[Begin RECORDS TO USE]

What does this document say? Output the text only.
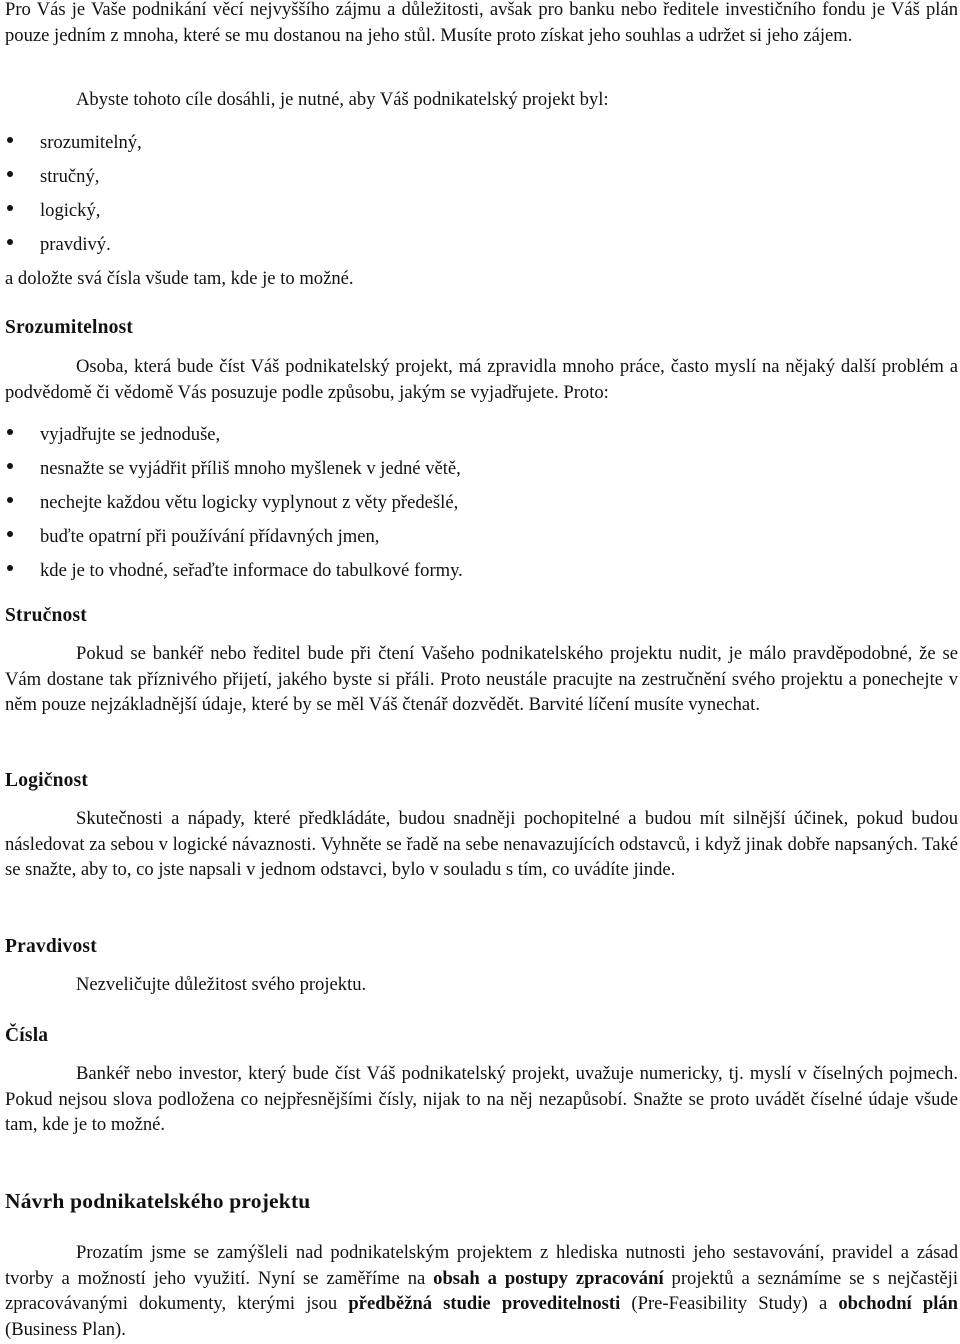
Pro Vás je Vaše podnikání věcí nejvyššího zájmu a důležitosti, avšak pro banku nebo ředitele investičního fondu je Váš plán pouze jedním z mnoha, které se mu dostanou na jeho stůl. Musíte proto získat jeho souhlas a udržet si jeho zájem.

Abyste tohoto cíle dosáhli, je nutné, aby Váš podnikatelský projekt byl:

srozumitelný,
stručný,
logický,
pravdivý.

a doložte svá čísla všude tam, kde je to možné.

Srozumitelnost

Osoba, která bude číst Váš podnikatelský projekt, má zpravidla mnoho práce, často myslí na nějaký další problém a podvědomě či vědomě Vás posuzuje podle způsobu, jakým se vyjadřujete. Proto:

vyjadřujte se jednoduše,
nesnažte se vyjádřit příliš mnoho myšlenek v jedné větě,
nechejte každou větu logicky vyplynout z věty předešlé,
buďte opatrní při používání přídavných jmen,
kde je to vhodné, seřaďte informace do tabulkové formy.
Stručnost

Pokud se bankéř nebo ředitel bude při čtení Vašeho podnikatelského projektu nudit, je málo pravděpodobné, že se Vám dostane tak příznivého přijetí, jakého byste si přáli. Proto neustále pracujte na zestručnění svého projektu a ponechejte v něm pouze nejzákladnější údaje, které by se měl Váš čtenář dozvědět. Barvité líčení musíte vynechat.

Logičnost

Skutečnosti a nápady, které předkládáte, budou snadněji pochopitelné a budou mít silnější účinek, pokud budou následovat za sebou v logické návaznosti. Vyhněte se řadě na sebe nenavazujících odstavců, i když jinak dobře napsaných. Také se snažte, aby to, co jste napsali v jednom odstavci, bylo v souladu s tím, co uvádíte jinde.

Pravdivost

Nezveličujte důležitost svého projektu.

Čísla

Bankéř nebo investor, který bude číst Váš podnikatelský projekt, uvažuje numericky, tj. myslí v číselných pojmech. Pokud nejsou slova podložena co nejpřesnějšími čísly, nijak to na něj nezapůsobí. Snažte se proto uvádět číselné údaje všude tam, kde je to možné.

Návrh podnikatelského projektu

Prozatím jsme se zamýšleli nad podnikatelským projektem z hlediska nutnosti jeho sestavování, pravidel a zásad tvorby a možností jeho využití. Nyní se zaměříme na obsah a postupy zpracování projektů a seznámíme se s nejčastěji zpracovávanými dokumenty, kterými jsou předběžná studie proveditelnosti (Pre-Feasibility Study) a obchodní plán (Business Plan).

[End RECORDS TO USE]

EXERCISE DETAILS:
Examine the data above and state how many of its lines contain the word "projektu", with no further remarks.

THE RESPONSE:
3